--- AIM OF THE TASK ---
Repeat every line below exactly as it reads.

--- RECORDS TO PROCESS ---
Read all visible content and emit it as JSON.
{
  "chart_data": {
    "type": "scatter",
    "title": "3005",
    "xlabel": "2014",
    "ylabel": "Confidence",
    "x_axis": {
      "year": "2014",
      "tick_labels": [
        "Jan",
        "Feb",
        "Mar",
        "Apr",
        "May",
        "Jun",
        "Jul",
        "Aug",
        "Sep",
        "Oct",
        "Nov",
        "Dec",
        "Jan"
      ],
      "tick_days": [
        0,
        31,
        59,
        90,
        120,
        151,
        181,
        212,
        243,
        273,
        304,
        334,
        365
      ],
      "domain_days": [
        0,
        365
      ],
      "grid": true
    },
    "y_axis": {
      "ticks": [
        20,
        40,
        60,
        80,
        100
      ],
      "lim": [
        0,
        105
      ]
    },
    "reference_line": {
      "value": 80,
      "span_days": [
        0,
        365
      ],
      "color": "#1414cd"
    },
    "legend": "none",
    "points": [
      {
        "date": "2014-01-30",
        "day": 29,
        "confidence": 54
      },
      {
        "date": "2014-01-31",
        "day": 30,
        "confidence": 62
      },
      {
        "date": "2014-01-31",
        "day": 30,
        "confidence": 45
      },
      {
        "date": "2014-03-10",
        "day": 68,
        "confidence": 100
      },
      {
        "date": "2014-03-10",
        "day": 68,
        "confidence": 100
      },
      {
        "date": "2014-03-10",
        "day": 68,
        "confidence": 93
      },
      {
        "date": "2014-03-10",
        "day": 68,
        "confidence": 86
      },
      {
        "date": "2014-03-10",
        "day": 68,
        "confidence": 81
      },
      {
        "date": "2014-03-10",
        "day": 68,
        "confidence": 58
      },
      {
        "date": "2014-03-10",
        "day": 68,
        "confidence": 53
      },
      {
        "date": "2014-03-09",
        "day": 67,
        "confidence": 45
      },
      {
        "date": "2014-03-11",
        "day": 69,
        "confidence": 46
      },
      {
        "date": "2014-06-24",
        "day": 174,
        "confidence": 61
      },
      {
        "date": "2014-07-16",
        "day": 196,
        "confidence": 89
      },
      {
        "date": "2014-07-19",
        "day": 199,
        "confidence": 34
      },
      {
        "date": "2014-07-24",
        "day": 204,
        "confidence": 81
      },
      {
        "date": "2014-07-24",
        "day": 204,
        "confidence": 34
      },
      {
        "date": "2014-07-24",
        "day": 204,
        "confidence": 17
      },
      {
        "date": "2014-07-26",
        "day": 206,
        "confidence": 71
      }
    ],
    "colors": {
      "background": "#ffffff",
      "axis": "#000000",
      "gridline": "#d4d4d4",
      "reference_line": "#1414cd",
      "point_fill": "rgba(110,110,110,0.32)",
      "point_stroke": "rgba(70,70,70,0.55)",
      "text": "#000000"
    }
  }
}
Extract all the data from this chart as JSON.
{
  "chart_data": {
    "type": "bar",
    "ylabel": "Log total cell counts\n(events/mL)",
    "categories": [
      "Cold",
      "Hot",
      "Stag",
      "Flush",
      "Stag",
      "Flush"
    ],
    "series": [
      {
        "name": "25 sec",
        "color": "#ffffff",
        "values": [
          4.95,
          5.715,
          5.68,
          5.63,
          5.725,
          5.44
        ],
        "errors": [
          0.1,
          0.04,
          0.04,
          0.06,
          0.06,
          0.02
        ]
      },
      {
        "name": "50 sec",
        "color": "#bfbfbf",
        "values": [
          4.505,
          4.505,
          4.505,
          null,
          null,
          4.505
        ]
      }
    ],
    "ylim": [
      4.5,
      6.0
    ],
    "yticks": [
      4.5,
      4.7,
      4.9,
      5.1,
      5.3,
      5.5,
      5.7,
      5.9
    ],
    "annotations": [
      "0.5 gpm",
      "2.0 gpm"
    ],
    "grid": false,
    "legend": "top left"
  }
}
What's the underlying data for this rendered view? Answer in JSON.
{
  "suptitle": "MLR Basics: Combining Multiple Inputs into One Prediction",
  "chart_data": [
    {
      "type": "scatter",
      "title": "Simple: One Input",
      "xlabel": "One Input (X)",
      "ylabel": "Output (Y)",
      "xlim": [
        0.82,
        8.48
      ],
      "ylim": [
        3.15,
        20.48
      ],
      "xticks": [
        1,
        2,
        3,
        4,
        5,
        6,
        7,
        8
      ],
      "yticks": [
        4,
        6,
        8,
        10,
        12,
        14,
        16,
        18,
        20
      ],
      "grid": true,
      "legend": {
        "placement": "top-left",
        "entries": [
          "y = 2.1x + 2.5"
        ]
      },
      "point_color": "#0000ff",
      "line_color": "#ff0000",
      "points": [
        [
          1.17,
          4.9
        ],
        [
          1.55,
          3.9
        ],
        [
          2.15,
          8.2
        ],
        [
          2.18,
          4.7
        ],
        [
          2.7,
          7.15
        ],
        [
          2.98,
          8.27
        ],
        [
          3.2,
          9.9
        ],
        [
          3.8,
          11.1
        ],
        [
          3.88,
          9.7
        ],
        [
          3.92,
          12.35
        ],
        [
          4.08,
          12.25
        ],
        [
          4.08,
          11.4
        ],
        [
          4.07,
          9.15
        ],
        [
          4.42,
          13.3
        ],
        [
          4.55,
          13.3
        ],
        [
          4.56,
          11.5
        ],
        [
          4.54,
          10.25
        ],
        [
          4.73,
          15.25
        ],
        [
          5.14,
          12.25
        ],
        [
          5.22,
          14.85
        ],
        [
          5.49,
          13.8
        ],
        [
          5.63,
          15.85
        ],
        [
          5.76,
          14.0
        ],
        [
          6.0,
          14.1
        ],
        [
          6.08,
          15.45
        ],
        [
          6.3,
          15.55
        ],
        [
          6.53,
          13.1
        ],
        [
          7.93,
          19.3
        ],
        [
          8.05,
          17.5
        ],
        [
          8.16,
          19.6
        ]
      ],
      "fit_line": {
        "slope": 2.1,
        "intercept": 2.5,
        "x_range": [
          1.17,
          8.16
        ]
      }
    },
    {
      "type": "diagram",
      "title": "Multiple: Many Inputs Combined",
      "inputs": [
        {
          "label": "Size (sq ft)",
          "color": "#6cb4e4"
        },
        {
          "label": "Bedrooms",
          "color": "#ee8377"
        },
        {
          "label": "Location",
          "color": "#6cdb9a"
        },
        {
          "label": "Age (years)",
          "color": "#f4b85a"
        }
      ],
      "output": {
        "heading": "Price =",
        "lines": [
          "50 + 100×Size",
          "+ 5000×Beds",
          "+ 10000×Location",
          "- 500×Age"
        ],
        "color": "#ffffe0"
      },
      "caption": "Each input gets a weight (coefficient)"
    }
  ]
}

--- FINAL RESULT ---
Read all visible content and emit it as JSON.
{
  "chart_data": {
    "type": "scatter",
    "title": "3005",
    "xlabel": "2014",
    "ylabel": "Confidence",
    "x_axis": {
      "year": "2014",
      "tick_labels": [
        "Jan",
        "Feb",
        "Mar",
        "Apr",
        "May",
        "Jun",
        "Jul",
        "Aug",
        "Sep",
        "Oct",
        "Nov",
        "Dec",
        "Jan"
      ],
      "tick_days": [
        0,
        31,
        59,
        90,
        120,
        151,
        181,
        212,
        243,
        273,
        304,
        334,
        365
      ],
      "domain_days": [
        0,
        365
      ],
      "grid": true
    },
    "y_axis": {
      "ticks": [
        20,
        40,
        60,
        80,
        100
      ],
      "lim": [
        0,
        105
      ]
    },
    "reference_line": {
      "value": 80,
      "span_days": [
        0,
        365
      ],
      "color": "#1414cd"
    },
    "legend": "none",
    "points": [
      {
        "date": "2014-01-30",
        "day": 29,
        "confidence": 54
      },
      {
        "date": "2014-01-31",
        "day": 30,
        "confidence": 62
      },
      {
        "date": "2014-01-31",
        "day": 30,
        "confidence": 45
      },
      {
        "date": "2014-03-10",
        "day": 68,
        "confidence": 100
      },
      {
        "date": "2014-03-10",
        "day": 68,
        "confidence": 100
      },
      {
        "date": "2014-03-10",
        "day": 68,
        "confidence": 93
      },
      {
        "date": "2014-03-10",
        "day": 68,
        "confidence": 86
      },
      {
        "date": "2014-03-10",
        "day": 68,
        "confidence": 81
      },
      {
        "date": "2014-03-10",
        "day": 68,
        "confidence": 58
      },
      {
        "date": "2014-03-10",
        "day": 68,
        "confidence": 53
      },
      {
        "date": "2014-03-09",
        "day": 67,
        "confidence": 45
      },
      {
        "date": "2014-03-11",
        "day": 69,
        "confidence": 46
      },
      {
        "date": "2014-06-24",
        "day": 174,
        "confidence": 61
      },
      {
        "date": "2014-07-16",
        "day": 196,
        "confidence": 89
      },
      {
        "date": "2014-07-19",
        "day": 199,
        "confidence": 34
      },
      {
        "date": "2014-07-24",
        "day": 204,
        "confidence": 81
      },
      {
        "date": "2014-07-24",
        "day": 204,
        "confidence": 34
      },
      {
        "date": "2014-07-24",
        "day": 204,
        "confidence": 17
      },
      {
        "date": "2014-07-26",
        "day": 206,
        "confidence": 71
      }
    ],
    "colors": {
      "background": "#ffffff",
      "axis": "#000000",
      "gridline": "#d4d4d4",
      "reference_line": "#1414cd",
      "point_fill": "rgba(110,110,110,0.32)",
      "point_stroke": "rgba(70,70,70,0.55)",
      "text": "#000000"
    }
  }
}
Extract all the data from this chart as JSON.
{
  "chart_data": {
    "type": "bar",
    "ylabel": "Log total cell counts\n(events/mL)",
    "categories": [
      "Cold",
      "Hot",
      "Stag",
      "Flush",
      "Stag",
      "Flush"
    ],
    "series": [
      {
        "name": "25 sec",
        "color": "#ffffff",
        "values": [
          4.95,
          5.715,
          5.68,
          5.63,
          5.725,
          5.44
        ],
        "errors": [
          0.1,
          0.04,
          0.04,
          0.06,
          0.06,
          0.02
        ]
      },
      {
        "name": "50 sec",
        "color": "#bfbfbf",
        "values": [
          4.505,
          4.505,
          4.505,
          null,
          null,
          4.505
        ]
      }
    ],
    "ylim": [
      4.5,
      6.0
    ],
    "yticks": [
      4.5,
      4.7,
      4.9,
      5.1,
      5.3,
      5.5,
      5.7,
      5.9
    ],
    "annotations": [
      "0.5 gpm",
      "2.0 gpm"
    ],
    "grid": false,
    "legend": "top left"
  }
}
What's the underlying data for this rendered view? Answer in JSON.
{
  "suptitle": "MLR Basics: Combining Multiple Inputs into One Prediction",
  "chart_data": [
    {
      "type": "scatter",
      "title": "Simple: One Input",
      "xlabel": "One Input (X)",
      "ylabel": "Output (Y)",
      "xlim": [
        0.82,
        8.48
      ],
      "ylim": [
        3.15,
        20.48
      ],
      "xticks": [
        1,
        2,
        3,
        4,
        5,
        6,
        7,
        8
      ],
      "yticks": [
        4,
        6,
        8,
        10,
        12,
        14,
        16,
        18,
        20
      ],
      "grid": true,
      "legend": {
        "placement": "top-left",
        "entries": [
          "y = 2.1x + 2.5"
        ]
      },
      "point_color": "#0000ff",
      "line_color": "#ff0000",
      "points": [
        [
          1.17,
          4.9
        ],
        [
          1.55,
          3.9
        ],
        [
          2.15,
          8.2
        ],
        [
          2.18,
          4.7
        ],
        [
          2.7,
          7.15
        ],
        [
          2.98,
          8.27
        ],
        [
          3.2,
          9.9
        ],
        [
          3.8,
          11.1
        ],
        [
          3.88,
          9.7
        ],
        [
          3.92,
          12.35
        ],
        [
          4.08,
          12.25
        ],
        [
          4.08,
          11.4
        ],
        [
          4.07,
          9.15
        ],
        [
          4.42,
          13.3
        ],
        [
          4.55,
          13.3
        ],
        [
          4.56,
          11.5
        ],
        [
          4.54,
          10.25
        ],
        [
          4.73,
          15.25
        ],
        [
          5.14,
          12.25
        ],
        [
          5.22,
          14.85
        ],
        [
          5.49,
          13.8
        ],
        [
          5.63,
          15.85
        ],
        [
          5.76,
          14.0
        ],
        [
          6.0,
          14.1
        ],
        [
          6.08,
          15.45
        ],
        [
          6.3,
          15.55
        ],
        [
          6.53,
          13.1
        ],
        [
          7.93,
          19.3
        ],
        [
          8.05,
          17.5
        ],
        [
          8.16,
          19.6
        ]
      ],
      "fit_line": {
        "slope": 2.1,
        "intercept": 2.5,
        "x_range": [
          1.17,
          8.16
        ]
      }
    },
    {
      "type": "diagram",
      "title": "Multiple: Many Inputs Combined",
      "inputs": [
        {
          "label": "Size (sq ft)",
          "color": "#6cb4e4"
        },
        {
          "label": "Bedrooms",
          "color": "#ee8377"
        },
        {
          "label": "Location",
          "color": "#6cdb9a"
        },
        {
          "label": "Age (years)",
          "color": "#f4b85a"
        }
      ],
      "output": {
        "heading": "Price =",
        "lines": [
          "50 + 100×Size",
          "+ 5000×Beds",
          "+ 10000×Location",
          "- 500×Age"
        ],
        "color": "#ffffe0"
      },
      "caption": "Each input gets a weight (coefficient)"
    }
  ]
}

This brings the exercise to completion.